TASK
Which lines hold the word "type"? Copy each one.

MATERIAL PROVIDED
□ □ □
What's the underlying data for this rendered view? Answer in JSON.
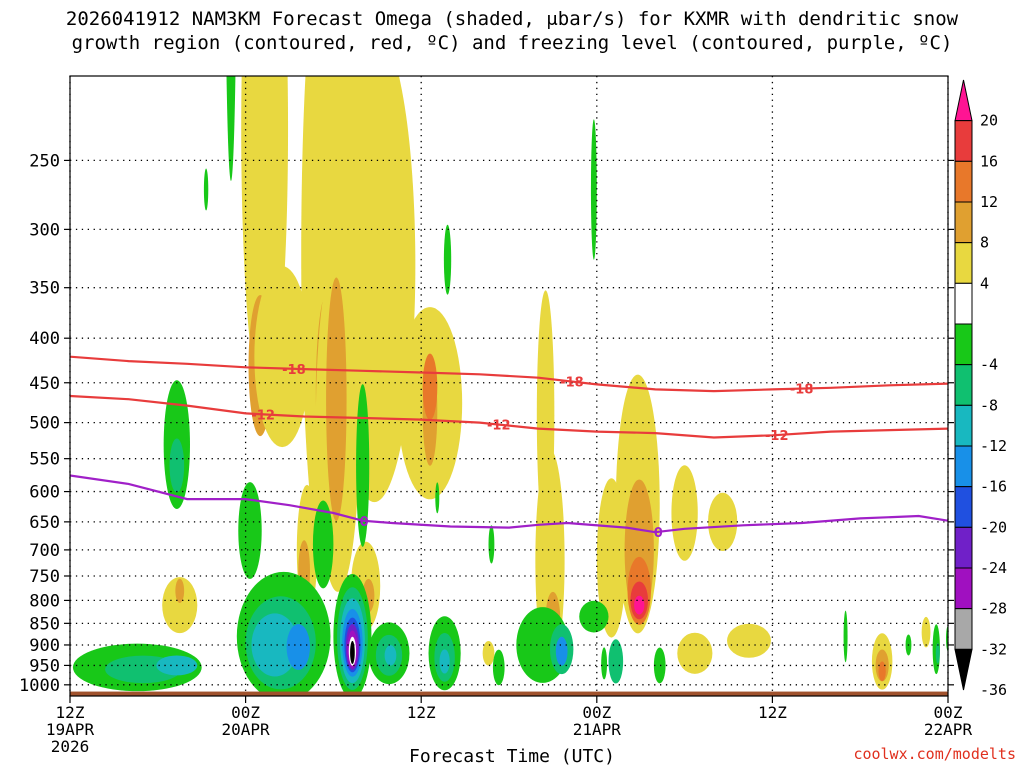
{
  "title_line1": "2026041912 NAM3KM Forecast Omega (shaded, μbar/s) for KXMR with dendritic snow",
  "title_line2": "growth region (contoured, red, ºC) and freezing level (contoured, purple, ºC)",
  "credit": "coolwx.com/modelts",
  "chart_data": {
    "type": "time-height-cross-section",
    "xlabel": "Forecast Time (UTC)",
    "x_hours_range": [
      0,
      60
    ],
    "y_pressure_range_hPa": [
      1030,
      200
    ],
    "y_ticks": [
      250,
      300,
      350,
      400,
      450,
      500,
      550,
      600,
      650,
      700,
      750,
      800,
      850,
      900,
      950,
      1000
    ],
    "x_ticks": [
      {
        "hour": 0,
        "line1": "12Z",
        "line2": "19APR",
        "line3": "2026"
      },
      {
        "hour": 12,
        "line1": "00Z",
        "line2": "20APR",
        "line3": ""
      },
      {
        "hour": 24,
        "line1": "12Z",
        "line2": "",
        "line3": ""
      },
      {
        "hour": 36,
        "line1": "00Z",
        "line2": "21APR",
        "line3": ""
      },
      {
        "hour": 48,
        "line1": "12Z",
        "line2": "",
        "line3": ""
      },
      {
        "hour": 60,
        "line1": "00Z",
        "line2": "22APR",
        "line3": ""
      }
    ],
    "colorbar": {
      "labels": [
        "20",
        "16",
        "12",
        "8",
        "4",
        "-4",
        "-8",
        "-12",
        "-16",
        "-20",
        "-24",
        "-28",
        "-32",
        "-36"
      ],
      "colors": [
        "#ff1493",
        "#e83c3c",
        "#e8782a",
        "#e0a030",
        "#e8d840",
        "#ffffff",
        "#18c818",
        "#10c070",
        "#18b8c0",
        "#1890e8",
        "#2050e0",
        "#7020c8",
        "#a010c0",
        "#a8a8a8",
        "#000000"
      ]
    },
    "contours": [
      {
        "name": "-18 °C",
        "color": "#e83c3c",
        "label": "-18",
        "points": [
          [
            0,
            420
          ],
          [
            4,
            425
          ],
          [
            8,
            428
          ],
          [
            12,
            432
          ],
          [
            16,
            434
          ],
          [
            20,
            436
          ],
          [
            24,
            438
          ],
          [
            28,
            440
          ],
          [
            32,
            444
          ],
          [
            36,
            452
          ],
          [
            40,
            458
          ],
          [
            44,
            460
          ],
          [
            48,
            458
          ],
          [
            52,
            456
          ],
          [
            56,
            453
          ],
          [
            60,
            451
          ]
        ],
        "label_hours": [
          15.3,
          34.3,
          50.0
        ]
      },
      {
        "name": "-12 °C",
        "color": "#e83c3c",
        "label": "-12",
        "points": [
          [
            0,
            466
          ],
          [
            4,
            470
          ],
          [
            8,
            478
          ],
          [
            12,
            488
          ],
          [
            16,
            492
          ],
          [
            20,
            494
          ],
          [
            24,
            496
          ],
          [
            28,
            500
          ],
          [
            32,
            508
          ],
          [
            36,
            512
          ],
          [
            40,
            514
          ],
          [
            44,
            520
          ],
          [
            48,
            517
          ],
          [
            52,
            512
          ],
          [
            56,
            510
          ],
          [
            60,
            508
          ]
        ],
        "label_hours": [
          13.2,
          29.3,
          48.3
        ]
      },
      {
        "name": "freezing level 0 °C",
        "color": "#a020c8",
        "label": "0",
        "points": [
          [
            0,
            575
          ],
          [
            4,
            588
          ],
          [
            8,
            612
          ],
          [
            12,
            612
          ],
          [
            15,
            622
          ],
          [
            18,
            635
          ],
          [
            20,
            648
          ],
          [
            22,
            652
          ],
          [
            26,
            658
          ],
          [
            30,
            660
          ],
          [
            32,
            655
          ],
          [
            34,
            652
          ],
          [
            38,
            660
          ],
          [
            40,
            668
          ],
          [
            42,
            662
          ],
          [
            46,
            656
          ],
          [
            50,
            652
          ],
          [
            54,
            644
          ],
          [
            58,
            640
          ],
          [
            60,
            648
          ]
        ],
        "label_hours": [
          20.1,
          40.2
        ]
      }
    ],
    "omega_blobs": [
      {
        "h": 13.3,
        "p": 230,
        "rh": 1.6,
        "rp": 160,
        "lvl": "4"
      },
      {
        "h": 13.0,
        "p": 430,
        "rh": 0.8,
        "rp": 80,
        "lvl": "8"
      },
      {
        "h": 14.5,
        "p": 420,
        "rh": 1.9,
        "rp": 100,
        "lvl": "4"
      },
      {
        "h": 17.6,
        "p": 320,
        "rh": 1.8,
        "rp": 260,
        "lvl": "4"
      },
      {
        "h": 17.6,
        "p": 460,
        "rh": 0.8,
        "rp": 120,
        "lvl": "8"
      },
      {
        "h": 19.3,
        "p": 180,
        "rh": 1.0,
        "rp": 120,
        "lvl": "4"
      },
      {
        "h": 20.8,
        "p": 330,
        "rh": 2.8,
        "rp": 200,
        "lvl": "4"
      },
      {
        "h": 18.3,
        "p": 500,
        "rh": 1.5,
        "rp": 220,
        "lvl": "4"
      },
      {
        "h": 18.2,
        "p": 470,
        "rh": 0.7,
        "rp": 150,
        "lvl": "8"
      },
      {
        "h": 24.6,
        "p": 475,
        "rh": 2.2,
        "rp": 120,
        "lvl": "4"
      },
      {
        "h": 16.2,
        "p": 700,
        "rh": 0.7,
        "rp": 120,
        "lvl": "4"
      },
      {
        "h": 16.0,
        "p": 740,
        "rh": 0.4,
        "rp": 60,
        "lvl": "8"
      },
      {
        "h": 20.2,
        "p": 770,
        "rh": 1.0,
        "rp": 90,
        "lvl": "4"
      },
      {
        "h": 20.4,
        "p": 790,
        "rh": 0.4,
        "rp": 35,
        "lvl": "8"
      },
      {
        "h": 24.6,
        "p": 485,
        "rh": 0.5,
        "rp": 70,
        "lvl": "8"
      },
      {
        "h": 24.6,
        "p": 455,
        "rh": 0.5,
        "rp": 40,
        "lvl": "12"
      },
      {
        "h": 32.5,
        "p": 490,
        "rh": 0.6,
        "rp": 160,
        "lvl": "4"
      },
      {
        "h": 32.8,
        "p": 720,
        "rh": 1.0,
        "rp": 210,
        "lvl": "4"
      },
      {
        "h": 33.0,
        "p": 840,
        "rh": 0.5,
        "rp": 60,
        "lvl": "8"
      },
      {
        "h": 37.0,
        "p": 715,
        "rh": 1.0,
        "rp": 150,
        "lvl": "4"
      },
      {
        "h": 38.8,
        "p": 620,
        "rh": 1.5,
        "rp": 210,
        "lvl": "4"
      },
      {
        "h": 38.9,
        "p": 700,
        "rh": 1.0,
        "rp": 130,
        "lvl": "8"
      },
      {
        "h": 38.9,
        "p": 780,
        "rh": 0.8,
        "rp": 70,
        "lvl": "12"
      },
      {
        "h": 38.9,
        "p": 800,
        "rh": 0.6,
        "rp": 40,
        "lvl": "16"
      },
      {
        "h": 38.9,
        "p": 810,
        "rh": 0.35,
        "rp": 20,
        "lvl": "20"
      },
      {
        "h": 42.0,
        "p": 635,
        "rh": 0.9,
        "rp": 80,
        "lvl": "4"
      },
      {
        "h": 44.6,
        "p": 650,
        "rh": 1.0,
        "rp": 50,
        "lvl": "4"
      },
      {
        "h": 7.5,
        "p": 810,
        "rh": 1.2,
        "rp": 60,
        "lvl": "4"
      },
      {
        "h": 7.5,
        "p": 780,
        "rh": 0.3,
        "rp": 25,
        "lvl": "8"
      },
      {
        "h": 42.7,
        "p": 920,
        "rh": 1.2,
        "rp": 50,
        "lvl": "4"
      },
      {
        "h": 46.4,
        "p": 890,
        "rh": 1.5,
        "rp": 40,
        "lvl": "4"
      },
      {
        "h": 55.5,
        "p": 940,
        "rh": 0.7,
        "rp": 70,
        "lvl": "4"
      },
      {
        "h": 55.5,
        "p": 950,
        "rh": 0.45,
        "rp": 40,
        "lvl": "8"
      },
      {
        "h": 55.5,
        "p": 965,
        "rh": 0.25,
        "rp": 25,
        "lvl": "12"
      },
      {
        "h": 58.5,
        "p": 870,
        "rh": 0.3,
        "rp": 35,
        "lvl": "4"
      },
      {
        "h": 28.6,
        "p": 920,
        "rh": 0.4,
        "rp": 30,
        "lvl": "4"
      },
      {
        "h": 33.0,
        "p": 880,
        "rh": 0.7,
        "rp": 60,
        "lvl": "8"
      }
    ],
    "omega_neg_blobs": [
      {
        "h": 11.0,
        "p": 120,
        "rh": 0.4,
        "rp": 90,
        "lvl": "-4"
      },
      {
        "h": 9.3,
        "p": 270,
        "rh": 0.15,
        "rp": 15,
        "lvl": "-4"
      },
      {
        "h": 7.3,
        "p": 530,
        "rh": 0.9,
        "rp": 90,
        "lvl": "-4"
      },
      {
        "h": 7.3,
        "p": 560,
        "rh": 0.5,
        "rp": 40,
        "lvl": "-8"
      },
      {
        "h": 12.3,
        "p": 665,
        "rh": 0.8,
        "rp": 85,
        "lvl": "-4"
      },
      {
        "h": 17.3,
        "p": 690,
        "rh": 0.7,
        "rp": 80,
        "lvl": "-4"
      },
      {
        "h": 20.0,
        "p": 560,
        "rh": 0.45,
        "rp": 120,
        "lvl": "-4"
      },
      {
        "h": 25.8,
        "p": 325,
        "rh": 0.25,
        "rp": 30,
        "lvl": "-4"
      },
      {
        "h": 35.8,
        "p": 270,
        "rh": 0.2,
        "rp": 50,
        "lvl": "-4"
      },
      {
        "h": 28.8,
        "p": 690,
        "rh": 0.2,
        "rp": 35,
        "lvl": "-4"
      },
      {
        "h": 25.1,
        "p": 610,
        "rh": 0.12,
        "rp": 25,
        "lvl": "-4"
      },
      {
        "h": 4.6,
        "p": 955,
        "rh": 4.4,
        "rp": 60,
        "lvl": "-4"
      },
      {
        "h": 5.0,
        "p": 960,
        "rh": 2.6,
        "rp": 35,
        "lvl": "-8"
      },
      {
        "h": 7.3,
        "p": 950,
        "rh": 1.4,
        "rp": 25,
        "lvl": "-12"
      },
      {
        "h": 14.6,
        "p": 880,
        "rh": 3.2,
        "rp": 150,
        "lvl": "-4"
      },
      {
        "h": 14.4,
        "p": 895,
        "rh": 2.4,
        "rp": 110,
        "lvl": "-8"
      },
      {
        "h": 14.0,
        "p": 900,
        "rh": 1.6,
        "rp": 75,
        "lvl": "-12"
      },
      {
        "h": 15.6,
        "p": 905,
        "rh": 0.8,
        "rp": 55,
        "lvl": "-16"
      },
      {
        "h": 19.3,
        "p": 880,
        "rh": 1.3,
        "rp": 145,
        "lvl": "-4"
      },
      {
        "h": 19.3,
        "p": 885,
        "rh": 1.05,
        "rp": 120,
        "lvl": "-8"
      },
      {
        "h": 19.3,
        "p": 890,
        "rh": 0.85,
        "rp": 100,
        "lvl": "-12"
      },
      {
        "h": 19.3,
        "p": 895,
        "rh": 0.7,
        "rp": 80,
        "lvl": "-16"
      },
      {
        "h": 19.3,
        "p": 900,
        "rh": 0.55,
        "rp": 65,
        "lvl": "-20"
      },
      {
        "h": 19.3,
        "p": 905,
        "rh": 0.45,
        "rp": 55,
        "lvl": "-24"
      },
      {
        "h": 19.3,
        "p": 910,
        "rh": 0.35,
        "rp": 45,
        "lvl": "-28"
      },
      {
        "h": 19.3,
        "p": 915,
        "rh": 0.25,
        "rp": 35,
        "lvl": "-32"
      },
      {
        "h": 19.3,
        "p": 918,
        "rh": 0.16,
        "rp": 28,
        "lvl": "-36"
      },
      {
        "h": 21.8,
        "p": 920,
        "rh": 1.4,
        "rp": 75,
        "lvl": "-4"
      },
      {
        "h": 21.8,
        "p": 925,
        "rh": 0.9,
        "rp": 50,
        "lvl": "-8"
      },
      {
        "h": 21.9,
        "p": 925,
        "rh": 0.4,
        "rp": 25,
        "lvl": "-12"
      },
      {
        "h": 25.6,
        "p": 920,
        "rh": 1.1,
        "rp": 90,
        "lvl": "-4"
      },
      {
        "h": 25.6,
        "p": 930,
        "rh": 0.7,
        "rp": 60,
        "lvl": "-8"
      },
      {
        "h": 25.6,
        "p": 940,
        "rh": 0.35,
        "rp": 30,
        "lvl": "-12"
      },
      {
        "h": 29.3,
        "p": 955,
        "rh": 0.4,
        "rp": 45,
        "lvl": "-4"
      },
      {
        "h": 32.3,
        "p": 900,
        "rh": 1.8,
        "rp": 90,
        "lvl": "-4"
      },
      {
        "h": 33.6,
        "p": 910,
        "rh": 0.8,
        "rp": 60,
        "lvl": "-8"
      },
      {
        "h": 33.6,
        "p": 915,
        "rh": 0.4,
        "rp": 35,
        "lvl": "-16"
      },
      {
        "h": 35.8,
        "p": 835,
        "rh": 1.0,
        "rp": 35,
        "lvl": "-4"
      },
      {
        "h": 36.5,
        "p": 945,
        "rh": 0.2,
        "rp": 40,
        "lvl": "-4"
      },
      {
        "h": 37.3,
        "p": 940,
        "rh": 0.5,
        "rp": 55,
        "lvl": "-8"
      },
      {
        "h": 40.3,
        "p": 950,
        "rh": 0.4,
        "rp": 45,
        "lvl": "-4"
      },
      {
        "h": 53.0,
        "p": 880,
        "rh": 0.1,
        "rp": 60,
        "lvl": "-4"
      },
      {
        "h": 57.3,
        "p": 900,
        "rh": 0.2,
        "rp": 25,
        "lvl": "-4"
      },
      {
        "h": 59.2,
        "p": 910,
        "rh": 0.25,
        "rp": 60,
        "lvl": "-4"
      },
      {
        "h": 59.3,
        "p": 920,
        "rh": 0.13,
        "rp": 25,
        "lvl": "-8"
      },
      {
        "h": 60.0,
        "p": 885,
        "rh": 0.1,
        "rp": 30,
        "lvl": "-4"
      }
    ]
  }
}
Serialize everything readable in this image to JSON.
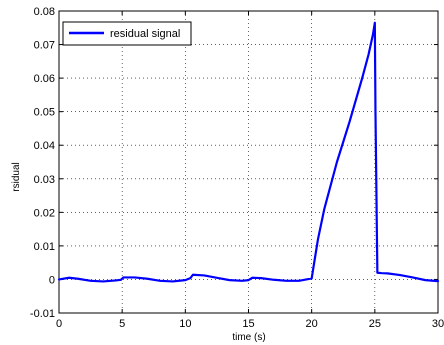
{
  "chart_data": {
    "type": "line",
    "title": "",
    "xlabel": "time (s)",
    "ylabel": "rsidual",
    "xlim": [
      0,
      30
    ],
    "ylim": [
      -0.01,
      0.08
    ],
    "xticks": [
      0,
      5,
      10,
      15,
      20,
      25,
      30
    ],
    "yticks": [
      -0.01,
      0,
      0.01,
      0.02,
      0.03,
      0.04,
      0.05,
      0.06,
      0.07,
      0.08
    ],
    "ytick_labels": [
      "-0.01",
      "0",
      "0.01",
      "0.02",
      "0.03",
      "0.04",
      "0.05",
      "0.06",
      "0.07",
      "0.08"
    ],
    "grid": true,
    "legend": {
      "position": "top-left",
      "entries": [
        "residual signal"
      ]
    },
    "series": [
      {
        "name": "residual signal",
        "color": "#0000ff",
        "x": [
          0,
          0.8,
          1.5,
          2.5,
          3.5,
          4.5,
          4.9,
          5.1,
          6.0,
          7.0,
          8.0,
          9.0,
          10.0,
          10.4,
          10.6,
          11.5,
          12.5,
          13.5,
          14.5,
          15.0,
          15.3,
          16.0,
          17.0,
          18.0,
          19.0,
          20.0,
          20.2,
          20.5,
          21.0,
          22.0,
          23.0,
          24.0,
          24.5,
          24.85,
          25.0,
          25.05,
          25.2,
          25.5,
          26.0,
          27.0,
          28.0,
          29.0,
          30.0
        ],
        "y": [
          0,
          0.0005,
          0.0002,
          -0.0004,
          -0.0006,
          -0.0003,
          -0.0001,
          0.0006,
          0.0006,
          0.0002,
          -0.0004,
          -0.0006,
          -0.0002,
          0.0004,
          0.0014,
          0.0012,
          0.0005,
          -0.0002,
          -0.0004,
          -0.0002,
          0.0005,
          0.0004,
          -0.0001,
          -0.0004,
          -0.0004,
          0.0003,
          0.005,
          0.012,
          0.021,
          0.035,
          0.047,
          0.06,
          0.067,
          0.073,
          0.0765,
          0.05,
          0.002,
          0.0019,
          0.0018,
          0.0013,
          0.0006,
          -0.0002,
          -0.0005
        ]
      }
    ]
  }
}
□ □ □
TASK RESULT
    "type": "time-height-cross-section",
    "type": "line",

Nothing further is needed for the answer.